What you should do —
Show all lines holding "polskich".

───

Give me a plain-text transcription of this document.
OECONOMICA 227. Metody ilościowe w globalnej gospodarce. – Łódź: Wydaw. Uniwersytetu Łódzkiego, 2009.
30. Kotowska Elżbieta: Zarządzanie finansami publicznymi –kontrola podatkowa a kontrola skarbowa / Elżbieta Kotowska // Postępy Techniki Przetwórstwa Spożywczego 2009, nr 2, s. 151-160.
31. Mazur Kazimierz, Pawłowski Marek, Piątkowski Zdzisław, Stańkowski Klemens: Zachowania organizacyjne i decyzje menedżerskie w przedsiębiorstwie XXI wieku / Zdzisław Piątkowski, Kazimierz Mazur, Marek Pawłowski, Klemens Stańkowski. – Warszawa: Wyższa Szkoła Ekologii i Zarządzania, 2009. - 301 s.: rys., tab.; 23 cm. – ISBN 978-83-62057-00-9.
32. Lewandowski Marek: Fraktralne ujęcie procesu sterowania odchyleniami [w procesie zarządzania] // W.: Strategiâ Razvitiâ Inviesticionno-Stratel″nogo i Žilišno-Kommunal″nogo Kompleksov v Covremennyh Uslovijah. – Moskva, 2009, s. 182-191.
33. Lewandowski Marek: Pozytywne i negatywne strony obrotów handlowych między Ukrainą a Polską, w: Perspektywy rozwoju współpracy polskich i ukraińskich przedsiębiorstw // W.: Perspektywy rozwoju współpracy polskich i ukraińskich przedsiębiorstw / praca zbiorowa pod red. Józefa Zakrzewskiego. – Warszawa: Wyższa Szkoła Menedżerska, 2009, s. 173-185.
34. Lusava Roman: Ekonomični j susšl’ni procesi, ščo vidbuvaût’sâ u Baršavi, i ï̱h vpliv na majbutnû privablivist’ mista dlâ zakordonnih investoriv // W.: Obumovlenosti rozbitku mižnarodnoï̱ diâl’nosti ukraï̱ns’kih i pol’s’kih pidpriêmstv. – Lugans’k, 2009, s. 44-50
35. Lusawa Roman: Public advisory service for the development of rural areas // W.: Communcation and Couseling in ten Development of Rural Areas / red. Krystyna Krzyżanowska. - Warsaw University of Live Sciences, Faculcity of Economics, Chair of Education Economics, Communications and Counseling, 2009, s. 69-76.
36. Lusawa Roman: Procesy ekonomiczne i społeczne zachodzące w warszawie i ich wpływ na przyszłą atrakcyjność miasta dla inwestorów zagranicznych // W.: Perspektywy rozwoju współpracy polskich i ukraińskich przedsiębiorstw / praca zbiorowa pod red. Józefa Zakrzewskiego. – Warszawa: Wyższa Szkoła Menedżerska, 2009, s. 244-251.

───

Output for this task —
33. Lewandowski Marek: Pozytywne i negatywne strony obrotów handlowych między Ukrainą a Polską, w: Perspektywy rozwoju współpracy polskich i ukraińskich przedsiębiorstw // W.: Perspektywy rozwoju współpracy polskich i ukraińskich przedsiębiorstw / praca zbiorowa pod red. Józefa Zakrzewskiego. – Warszawa: Wyższa Szkoła Menedżerska, 2009, s. 173-185.
36. Lusawa Roman: Procesy ekonomiczne i społeczne zachodzące w warszawie i ich wpływ na przyszłą atrakcyjność miasta dla inwestorów zagranicznych // W.: Perspektywy rozwoju współpracy polskich i ukraińskich przedsiębiorstw / praca zbiorowa pod red. Józefa Zakrzewskiego. – Warszawa: Wyższa Szkoła Menedżerska, 2009, s. 244-251.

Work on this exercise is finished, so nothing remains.